→ **Description of the task**
Write out the entries below once more, exactly, with the pictures left out.

→ **Provided entries**
━━━

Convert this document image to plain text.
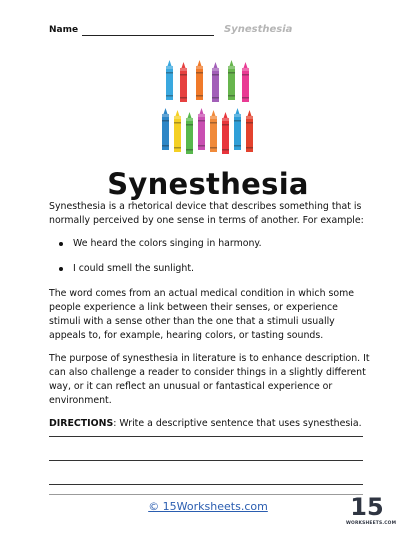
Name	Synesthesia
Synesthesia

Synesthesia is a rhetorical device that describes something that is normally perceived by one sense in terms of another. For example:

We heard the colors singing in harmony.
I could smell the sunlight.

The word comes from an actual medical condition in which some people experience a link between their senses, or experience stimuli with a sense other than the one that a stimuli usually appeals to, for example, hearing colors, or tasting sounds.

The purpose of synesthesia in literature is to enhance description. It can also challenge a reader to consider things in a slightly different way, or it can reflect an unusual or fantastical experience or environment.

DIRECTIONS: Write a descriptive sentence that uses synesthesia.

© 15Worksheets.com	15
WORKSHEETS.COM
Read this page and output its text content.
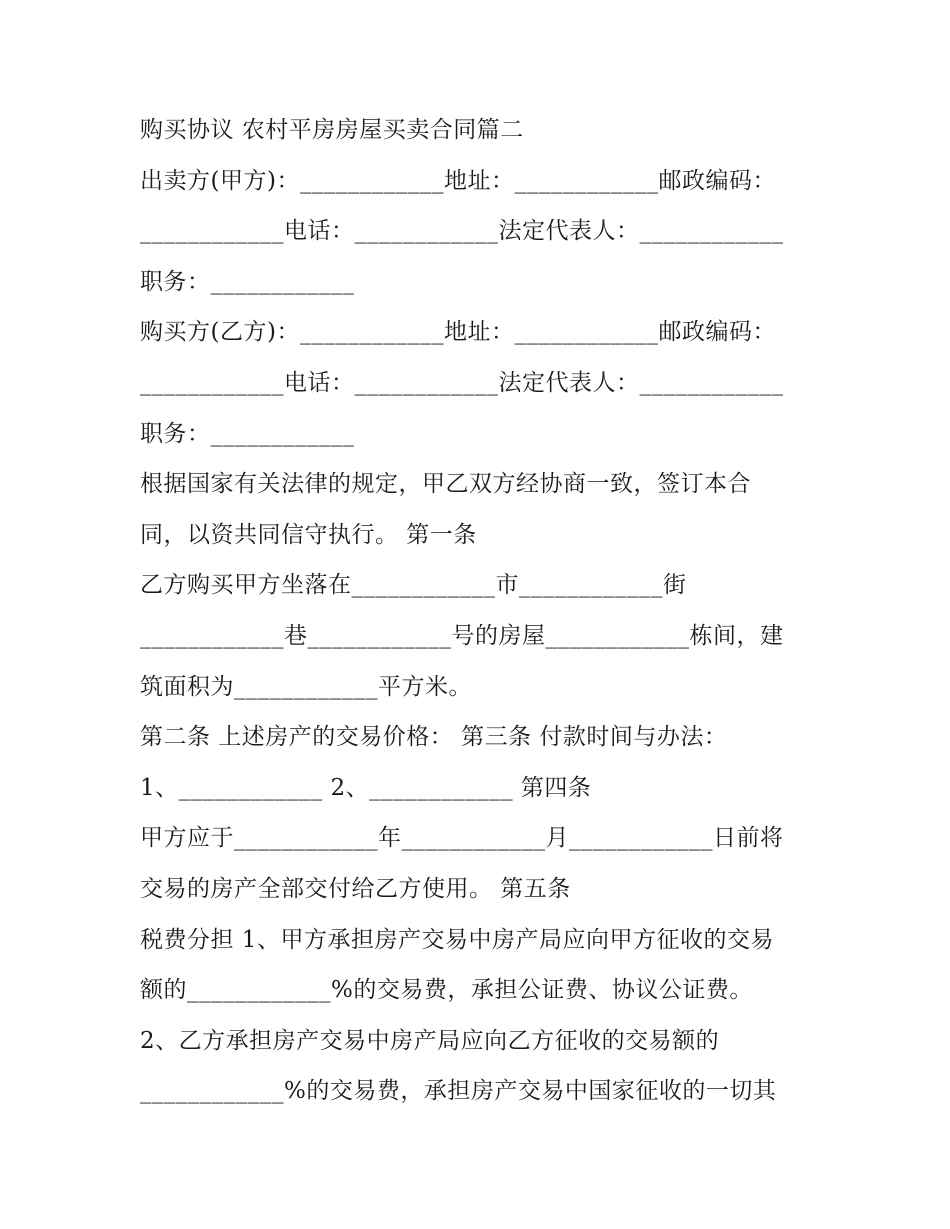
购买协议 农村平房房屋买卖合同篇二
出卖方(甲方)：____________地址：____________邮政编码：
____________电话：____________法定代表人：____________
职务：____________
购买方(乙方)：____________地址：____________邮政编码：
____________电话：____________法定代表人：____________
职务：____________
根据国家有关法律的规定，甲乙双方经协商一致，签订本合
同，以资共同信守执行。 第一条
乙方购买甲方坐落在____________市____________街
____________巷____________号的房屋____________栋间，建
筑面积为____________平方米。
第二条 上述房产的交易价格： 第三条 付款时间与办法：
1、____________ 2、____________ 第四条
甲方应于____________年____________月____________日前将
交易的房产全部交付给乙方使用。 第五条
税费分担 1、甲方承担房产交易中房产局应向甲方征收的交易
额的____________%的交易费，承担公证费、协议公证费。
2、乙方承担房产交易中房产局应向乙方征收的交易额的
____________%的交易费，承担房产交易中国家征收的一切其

━━━

→ **Task response**
Convert this document image to plain text.
Name	Synesthesia
Synesthesia

Synesthesia is a rhetorical device that describes something that is normally perceived by one sense in terms of another. For example:

We heard the colors singing in harmony.
I could smell the sunlight.

The word comes from an actual medical condition in which some people experience a link between their senses, or experience stimuli with a sense other than the one that a stimuli usually appeals to, for example, hearing colors, or tasting sounds.

The purpose of synesthesia in literature is to enhance description. It can also challenge a reader to consider things in a slightly different way, or it can reflect an unusual or fantastical experience or environment.

DIRECTIONS: Write a descriptive sentence that uses synesthesia.

© 15Worksheets.com	15
WORKSHEETS.COM
Read this page and output its text content.
购买协议 农村平房房屋买卖合同篇二
出卖方(甲方)：____________地址：____________邮政编码：
____________电话：____________法定代表人：____________
职务：____________
购买方(乙方)：____________地址：____________邮政编码：
____________电话：____________法定代表人：____________
职务：____________
根据国家有关法律的规定，甲乙双方经协商一致，签订本合
同，以资共同信守执行。 第一条
乙方购买甲方坐落在____________市____________街
____________巷____________号的房屋____________栋间，建
筑面积为____________平方米。
第二条 上述房产的交易价格： 第三条 付款时间与办法：
1、____________ 2、____________ 第四条
甲方应于____________年____________月____________日前将
交易的房产全部交付给乙方使用。 第五条
税费分担 1、甲方承担房产交易中房产局应向甲方征收的交易
额的____________%的交易费，承担公证费、协议公证费。
2、乙方承担房产交易中房产局应向乙方征收的交易额的
____________%的交易费，承担房产交易中国家征收的一切其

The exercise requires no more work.